## Problem to work on
Pictures don't belong in the copy; print all the records exactly.

## Data records
----

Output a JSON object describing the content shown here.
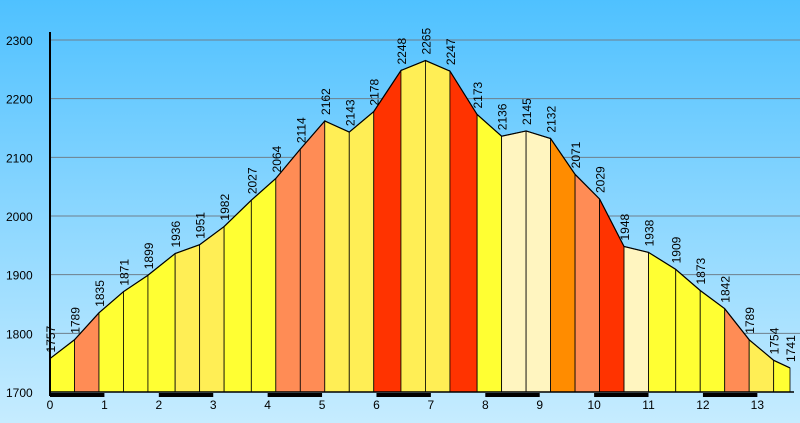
{
  "chart_data": {
    "type": "area",
    "title": "",
    "xlabel": "",
    "ylabel": "",
    "xlim": [
      0,
      13.6
    ],
    "ylim": [
      1700,
      2300
    ],
    "grid": true,
    "x_ticks": [
      "0",
      "1",
      "2",
      "3",
      "4",
      "5",
      "6",
      "7",
      "8",
      "9",
      "10",
      "11",
      "12",
      "13"
    ],
    "y_ticks": [
      "1700",
      "1800",
      "1900",
      "2000",
      "2100",
      "2200",
      "2300"
    ],
    "colors": {
      "background_top": "#4fc1ff",
      "background_bottom": "#c6ecff",
      "grid": "#6e7f8c",
      "axis": "#000000"
    },
    "points": [
      {
        "x": 0,
        "y": 1757,
        "label": "1757"
      },
      {
        "x": 0.45,
        "y": 1789,
        "label": "1789"
      },
      {
        "x": 0.9,
        "y": 1835,
        "label": "1835"
      },
      {
        "x": 1.35,
        "y": 1871,
        "label": "1871"
      },
      {
        "x": 1.8,
        "y": 1899,
        "label": "1899"
      },
      {
        "x": 2.3,
        "y": 1936,
        "label": "1936"
      },
      {
        "x": 2.75,
        "y": 1951,
        "label": "1951"
      },
      {
        "x": 3.2,
        "y": 1982,
        "label": "1982"
      },
      {
        "x": 3.7,
        "y": 2027,
        "label": "2027"
      },
      {
        "x": 4.15,
        "y": 2064,
        "label": "2064"
      },
      {
        "x": 4.6,
        "y": 2114,
        "label": "2114"
      },
      {
        "x": 5.05,
        "y": 2162,
        "label": "2162"
      },
      {
        "x": 5.5,
        "y": 2143,
        "label": "2143"
      },
      {
        "x": 5.95,
        "y": 2178,
        "label": "2178"
      },
      {
        "x": 6.45,
        "y": 2248,
        "label": "2248"
      },
      {
        "x": 6.9,
        "y": 2265,
        "label": "2265"
      },
      {
        "x": 7.35,
        "y": 2247,
        "label": "2247"
      },
      {
        "x": 7.85,
        "y": 2173,
        "label": "2173"
      },
      {
        "x": 8.3,
        "y": 2136,
        "label": "2136"
      },
      {
        "x": 8.75,
        "y": 2145,
        "label": "2145"
      },
      {
        "x": 9.2,
        "y": 2132,
        "label": "2132"
      },
      {
        "x": 9.65,
        "y": 2071,
        "label": "2071"
      },
      {
        "x": 10.1,
        "y": 2029,
        "label": "2029"
      },
      {
        "x": 10.55,
        "y": 1948,
        "label": "1948"
      },
      {
        "x": 11.0,
        "y": 1938,
        "label": "1938"
      },
      {
        "x": 11.5,
        "y": 1909,
        "label": "1909"
      },
      {
        "x": 11.95,
        "y": 1873,
        "label": "1873"
      },
      {
        "x": 12.4,
        "y": 1842,
        "label": "1842"
      },
      {
        "x": 12.85,
        "y": 1789,
        "label": "1789"
      },
      {
        "x": 13.3,
        "y": 1754,
        "label": "1754"
      },
      {
        "x": 13.6,
        "y": 1741,
        "label": "1741"
      }
    ],
    "segment_colors": [
      "#ffff33",
      "#ff8c55",
      "#ffff33",
      "#ffff33",
      "#ffff33",
      "#ffee55",
      "#ffee55",
      "#ffff33",
      "#ffff33",
      "#ff8c55",
      "#ff8c55",
      "#ffee55",
      "#ffee55",
      "#ff3300",
      "#ffee55",
      "#ffee55",
      "#ff3300",
      "#ffff33",
      "#fff5c0",
      "#fff5c0",
      "#ff8c00",
      "#ff8c55",
      "#ff3300",
      "#fff5c0",
      "#ffff33",
      "#ffff33",
      "#ffff33",
      "#ff8c55",
      "#ffee55",
      "#ffff33"
    ]
  }
}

----

## Response for this exercise
Output a JSON object describing the content shown here.
{
  "chart_data": {
    "type": "area",
    "title": "",
    "xlabel": "",
    "ylabel": "",
    "xlim": [
      0,
      13.6
    ],
    "ylim": [
      1700,
      2300
    ],
    "grid": true,
    "x_ticks": [
      "0",
      "1",
      "2",
      "3",
      "4",
      "5",
      "6",
      "7",
      "8",
      "9",
      "10",
      "11",
      "12",
      "13"
    ],
    "y_ticks": [
      "1700",
      "1800",
      "1900",
      "2000",
      "2100",
      "2200",
      "2300"
    ],
    "colors": {
      "background_top": "#4fc1ff",
      "background_bottom": "#c6ecff",
      "grid": "#6e7f8c",
      "axis": "#000000"
    },
    "points": [
      {
        "x": 0,
        "y": 1757,
        "label": "1757"
      },
      {
        "x": 0.45,
        "y": 1789,
        "label": "1789"
      },
      {
        "x": 0.9,
        "y": 1835,
        "label": "1835"
      },
      {
        "x": 1.35,
        "y": 1871,
        "label": "1871"
      },
      {
        "x": 1.8,
        "y": 1899,
        "label": "1899"
      },
      {
        "x": 2.3,
        "y": 1936,
        "label": "1936"
      },
      {
        "x": 2.75,
        "y": 1951,
        "label": "1951"
      },
      {
        "x": 3.2,
        "y": 1982,
        "label": "1982"
      },
      {
        "x": 3.7,
        "y": 2027,
        "label": "2027"
      },
      {
        "x": 4.15,
        "y": 2064,
        "label": "2064"
      },
      {
        "x": 4.6,
        "y": 2114,
        "label": "2114"
      },
      {
        "x": 5.05,
        "y": 2162,
        "label": "2162"
      },
      {
        "x": 5.5,
        "y": 2143,
        "label": "2143"
      },
      {
        "x": 5.95,
        "y": 2178,
        "label": "2178"
      },
      {
        "x": 6.45,
        "y": 2248,
        "label": "2248"
      },
      {
        "x": 6.9,
        "y": 2265,
        "label": "2265"
      },
      {
        "x": 7.35,
        "y": 2247,
        "label": "2247"
      },
      {
        "x": 7.85,
        "y": 2173,
        "label": "2173"
      },
      {
        "x": 8.3,
        "y": 2136,
        "label": "2136"
      },
      {
        "x": 8.75,
        "y": 2145,
        "label": "2145"
      },
      {
        "x": 9.2,
        "y": 2132,
        "label": "2132"
      },
      {
        "x": 9.65,
        "y": 2071,
        "label": "2071"
      },
      {
        "x": 10.1,
        "y": 2029,
        "label": "2029"
      },
      {
        "x": 10.55,
        "y": 1948,
        "label": "1948"
      },
      {
        "x": 11.0,
        "y": 1938,
        "label": "1938"
      },
      {
        "x": 11.5,
        "y": 1909,
        "label": "1909"
      },
      {
        "x": 11.95,
        "y": 1873,
        "label": "1873"
      },
      {
        "x": 12.4,
        "y": 1842,
        "label": "1842"
      },
      {
        "x": 12.85,
        "y": 1789,
        "label": "1789"
      },
      {
        "x": 13.3,
        "y": 1754,
        "label": "1754"
      },
      {
        "x": 13.6,
        "y": 1741,
        "label": "1741"
      }
    ],
    "segment_colors": [
      "#ffff33",
      "#ff8c55",
      "#ffff33",
      "#ffff33",
      "#ffff33",
      "#ffee55",
      "#ffee55",
      "#ffff33",
      "#ffff33",
      "#ff8c55",
      "#ff8c55",
      "#ffee55",
      "#ffee55",
      "#ff3300",
      "#ffee55",
      "#ffee55",
      "#ff3300",
      "#ffff33",
      "#fff5c0",
      "#fff5c0",
      "#ff8c00",
      "#ff8c55",
      "#ff3300",
      "#fff5c0",
      "#ffff33",
      "#ffff33",
      "#ffff33",
      "#ff8c55",
      "#ffee55",
      "#ffff33"
    ]
  }
}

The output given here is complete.